● Do this: Drop every picture and give the entries back exactly.

============================================================

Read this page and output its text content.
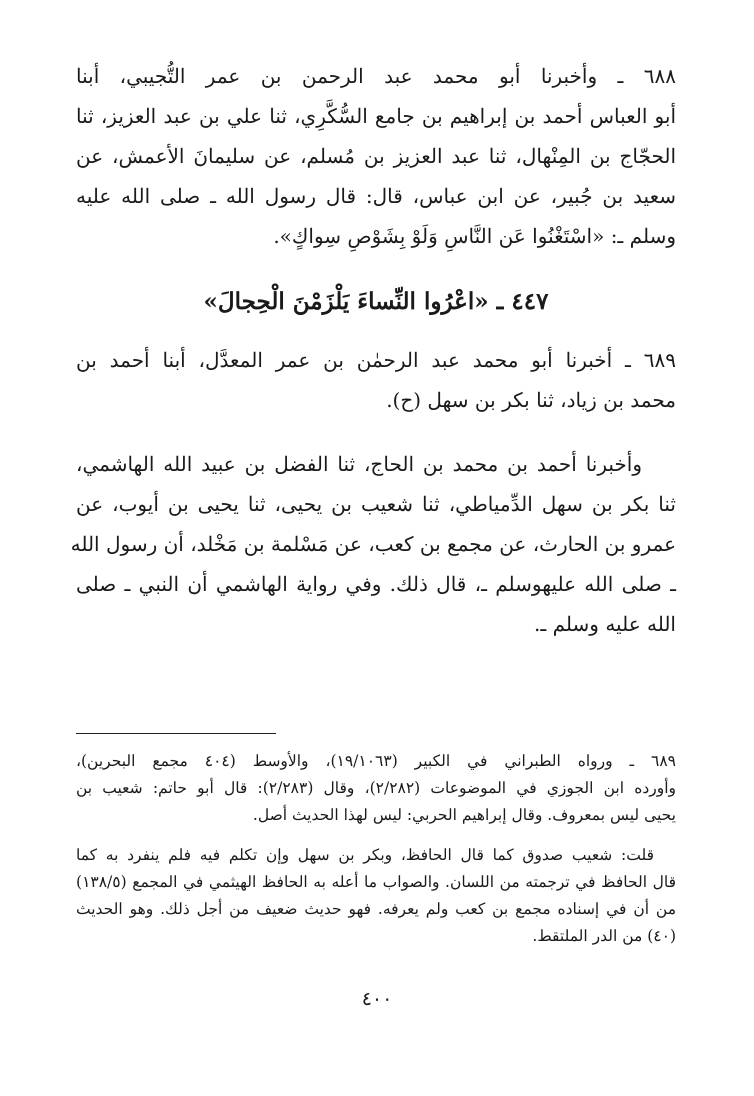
٦٨٨ ـ وأخبرنا أبو محمد عبد الرحمن بن عمر التُّجيبي، أبنا
أبو العباس أحمد بن إبراهيم بن جامع السُّكَّرِي، ثنا علي بن عبد العزيز، ثنا
الحجّاج بن المِنْهال، ثنا عبد العزيز بن مُسلم، عن سليمانَ الأعمش، عن
سعيد بن جُبير، عن ابن عباس، قال: قال رسول الله ـ صلى الله عليه
وسلم ـ: «اسْتَغْنُوا عَن النَّاسِ وَلَوْ بِشَوْصِ سِواكٍ».
٤٤٧ ـ «اعْرُوا النِّساءَ يَلْزَمْنَ الْحِجالَ»
٦٨٩ ـ أخبرنا أبو محمد عبد الرحمٰن بن عمر المعدَّل، أبنا أحمد بن
محمد بن زياد، ثنا بكر بن سهل (ح).
وأخبرنا أحمد بن محمد بن الحاج، ثنا الفضل بن عبيد الله الهاشمي،
ثنا بكر بن سهل الدِّمياطي، ثنا شعيب بن يحيى، ثنا يحيى بن أيوب، عن
عمرو بن الحارث، عن مجمع بن كعب، عن مَسْلمة بن مَخْلد، أن رسول الله
ـ صلى الله عليهوسلم ـ، قال ذلك. وفي رواية الهاشمي أن النبي ـ صلى
الله عليه وسلم ـ.
٦٨٩ ـ ورواه الطبراني في الكبير (١٩/١٠٦٣)، والأوسط (٤٠٤ مجمع البحرين)،
وأورده ابن الجوزي في الموضوعات (٢/٢٨٢)، وقال (٢/٢٨٣): قال أبو حاتم: شعيب بن
يحيى ليس بمعروف. وقال إبراهيم الحربي: ليس لهذا الحديث أصل.
قلت: شعيب صدوق كما قال الحافظ، وبكر بن سهل وإن تكلم فيه فلم ينفرد به كما
قال الحافظ في ترجمته من اللسان. والصواب ما أعله به الحافظ الهيثمي في المجمع (١٣٨/٥)
من أن في إسناده مجمع بن كعب ولم يعرفه. فهو حديث ضعيف من أجل ذلك. وهو الحديث
(٤٠) من الدر الملتقط.
٤٠٠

============================================================

● Completed task:
Read this page and output its text content.
٦٨٨ ـ وأخبرنا أبو محمد عبد الرحمن بن عمر التُّجيبي، أبنا
أبو العباس أحمد بن إبراهيم بن جامع السُّكَّرِي، ثنا علي بن عبد العزيز، ثنا
الحجّاج بن المِنْهال، ثنا عبد العزيز بن مُسلم، عن سليمانَ الأعمش، عن
سعيد بن جُبير، عن ابن عباس، قال: قال رسول الله ـ صلى الله عليه
وسلم ـ: «اسْتَغْنُوا عَن النَّاسِ وَلَوْ بِشَوْصِ سِواكٍ».
٤٤٧ ـ «اعْرُوا النِّساءَ يَلْزَمْنَ الْحِجالَ»
٦٨٩ ـ أخبرنا أبو محمد عبد الرحمٰن بن عمر المعدَّل، أبنا أحمد بن
محمد بن زياد، ثنا بكر بن سهل (ح).
وأخبرنا أحمد بن محمد بن الحاج، ثنا الفضل بن عبيد الله الهاشمي،
ثنا بكر بن سهل الدِّمياطي، ثنا شعيب بن يحيى، ثنا يحيى بن أيوب، عن
عمرو بن الحارث، عن مجمع بن كعب، عن مَسْلمة بن مَخْلد، أن رسول الله
ـ صلى الله عليهوسلم ـ، قال ذلك. وفي رواية الهاشمي أن النبي ـ صلى
الله عليه وسلم ـ.
٦٨٩ ـ ورواه الطبراني في الكبير (١٩/١٠٦٣)، والأوسط (٤٠٤ مجمع البحرين)،
وأورده ابن الجوزي في الموضوعات (٢/٢٨٢)، وقال (٢/٢٨٣): قال أبو حاتم: شعيب بن
يحيى ليس بمعروف. وقال إبراهيم الحربي: ليس لهذا الحديث أصل.
قلت: شعيب صدوق كما قال الحافظ، وبكر بن سهل وإن تكلم فيه فلم ينفرد به كما
قال الحافظ في ترجمته من اللسان. والصواب ما أعله به الحافظ الهيثمي في المجمع (١٣٨/٥)
من أن في إسناده مجمع بن كعب ولم يعرفه. فهو حديث ضعيف من أجل ذلك. وهو الحديث
(٤٠) من الدر الملتقط.
٤٠٠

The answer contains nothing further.